### Selected passage
+---+

Note: Fixed-length arrays do not have their length encoded. See Arrays for details.

String and &str

Encoding Principles

  • Strings are encoded as UTF-8 byte sequences
  • No null terminator is added
  • No Byte Order Mark (BOM) is written
  • Unicode non-characters are preserved

Encoding Details

  • Length is encoded first using the configured IntEncoding
  • Raw UTF-8 bytes follow the length
  • Supports the full range of valid UTF-8 sequences
  • U+0000 and other code points can appear freely within the string

Unicode Handling

  • During serialization, the string is encoded as a sequence of the given bytes.
    • Rust strings are UTF-8 encoded by default, but this is not enforced by bincode
  • No normalization or transformation of text
  • If an invalid UTF-8 sequence is encountered during decoding, an DecodeError::Utf8 error is raised
let str = "Hello 🌍"; // Mixed ASCII and Unicode

let encoded = bincode::encode_to_vec(str, bincode::config::legacy()).unwrap();
assert_eq!(encoded.as_slice(), &[
    10, 0, 0, 0, 0, 0, 0, 0, // length of the string, 10 bytes
    b'H', b'e', b'l', b'l', b'o', b' ', 0xF0, 0x9F, 0x8C, 0x8D // UTF-8 encoded string
]);

Comparison with Other Types

  • Treated similarly to Vec<u8> in serialization
  • See Collections for more information about length and entry encoding

Arrays

Array length is never encoded.

Note that &[T] is encoded as a Collection.

let arr: [u8; 5] = [10, 20, 30, 40, 50];
let encoded = bincode::encode_to_vec(arr, bincode::config::legacy()).unwrap();
assert_eq!(encoded.as_slice(), &[
    10, 20, 30, 40, 50, // the bytes
]);

This applies to any type T that implements Encode/Decode

#[derive(bincode::Encode)]
struct Foo {
    first: u8,
    second: u8
};

let arr: [Foo; 2] = [
    Foo {
        first: 10,
        second: 20,
    },
    Foo {
        first: 30,
        second: 40,
    },
];

let encoded = bincode::encode_to_vec(&arr, bincode::config::legacy()).unwrap();
assert_eq!(encoded.as_slice(), &[
    10, 20, // First Foo
    30, 40, // Second Foo
]);

TupleEncoding

Tuple fields are serialized in first-to-last declaration order, with no additional metadata.

  • No length prefix is added
  • Fields are encoded sequentially
  • No padding or alignment adjustments are made
  • Order of serialization is deterministic and matches the tuple's declaration order

StructEncoding

Struct fields are serialized in first-to-last declaration order, with no metadata representing field names.

  • No length prefix is added
  • Fields are encoded sequentially
  • No padding or alignment adjustments are made
  • Order of serialization is deterministic and matches the struct's field declaration order
  • Both named and unnamed fields are serialized identically

EnumEncoding

Enum variants are encoded with a discriminant followed by optional variant payload.

+---+

### To do
1 - In the passage on bincode encoding, what error is raised if decoding encounters an invalid UTF-8 sequence?
2 - Rewrite the stretch of the bincode encoding passage from "Tuple fields are" through "representing field names.", swapping "sequentially" for "one after another".

### Collected data
+---+

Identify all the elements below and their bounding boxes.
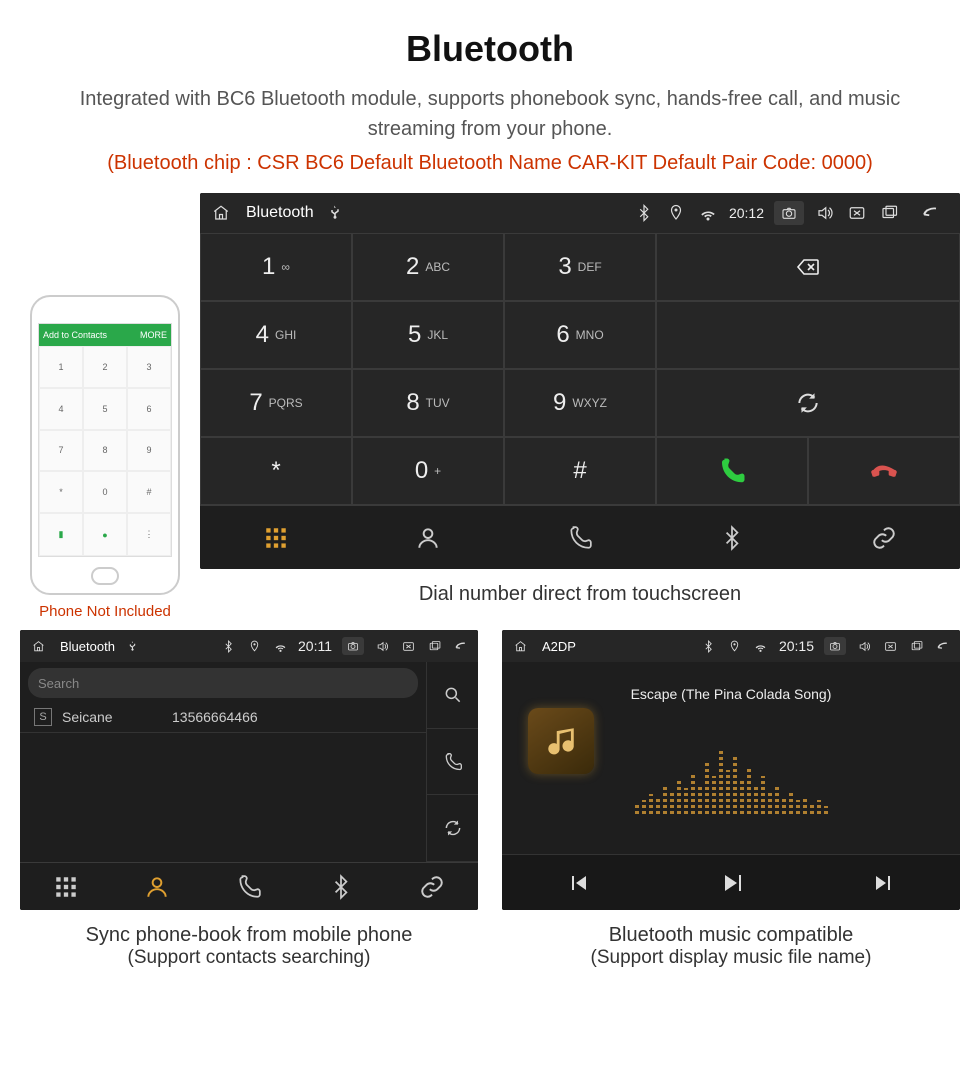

+---+

### Response list
1 - A DecodeError::Utf8 error is raised.

2 -
Tuple fields are serialized in first-to-last declaration order, with no additional metadata.

  • No length prefix is added
  • Fields are encoded one after another
  • No padding or alignment adjustments are made
  • Order of serialization is deterministic and matches the tuple's declaration order

StructEncoding

Struct fields are serialized in first-to-last declaration order, with no metadata representing field names.